Dataset content:
☆ ☆ ☆
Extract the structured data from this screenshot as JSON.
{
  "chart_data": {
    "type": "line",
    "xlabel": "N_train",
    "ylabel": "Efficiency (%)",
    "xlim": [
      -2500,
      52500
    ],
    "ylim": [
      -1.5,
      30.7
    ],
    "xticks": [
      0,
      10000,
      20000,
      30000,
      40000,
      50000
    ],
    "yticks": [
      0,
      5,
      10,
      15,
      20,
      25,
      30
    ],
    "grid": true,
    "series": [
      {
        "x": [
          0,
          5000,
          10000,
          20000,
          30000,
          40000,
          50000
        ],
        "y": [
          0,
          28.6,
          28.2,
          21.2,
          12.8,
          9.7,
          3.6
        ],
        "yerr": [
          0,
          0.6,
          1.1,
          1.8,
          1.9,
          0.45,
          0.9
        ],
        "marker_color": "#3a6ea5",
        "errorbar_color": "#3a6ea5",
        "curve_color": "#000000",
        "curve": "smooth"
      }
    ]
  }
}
☆ ☆ ☆
What you need to do: Would you restate each of the entries word for word?

Correct answer:
Extract the structured data from this screenshot as JSON.
{
  "chart_data": {
    "type": "line",
    "xlabel": "N_train",
    "ylabel": "Efficiency (%)",
    "xlim": [
      -2500,
      52500
    ],
    "ylim": [
      -1.5,
      30.7
    ],
    "xticks": [
      0,
      10000,
      20000,
      30000,
      40000,
      50000
    ],
    "yticks": [
      0,
      5,
      10,
      15,
      20,
      25,
      30
    ],
    "grid": true,
    "series": [
      {
        "x": [
          0,
          5000,
          10000,
          20000,
          30000,
          40000,
          50000
        ],
        "y": [
          0,
          28.6,
          28.2,
          21.2,
          12.8,
          9.7,
          3.6
        ],
        "yerr": [
          0,
          0.6,
          1.1,
          1.8,
          1.9,
          0.45,
          0.9
        ],
        "marker_color": "#3a6ea5",
        "errorbar_color": "#3a6ea5",
        "curve_color": "#000000",
        "curve": "smooth"
      }
    ]
  }
}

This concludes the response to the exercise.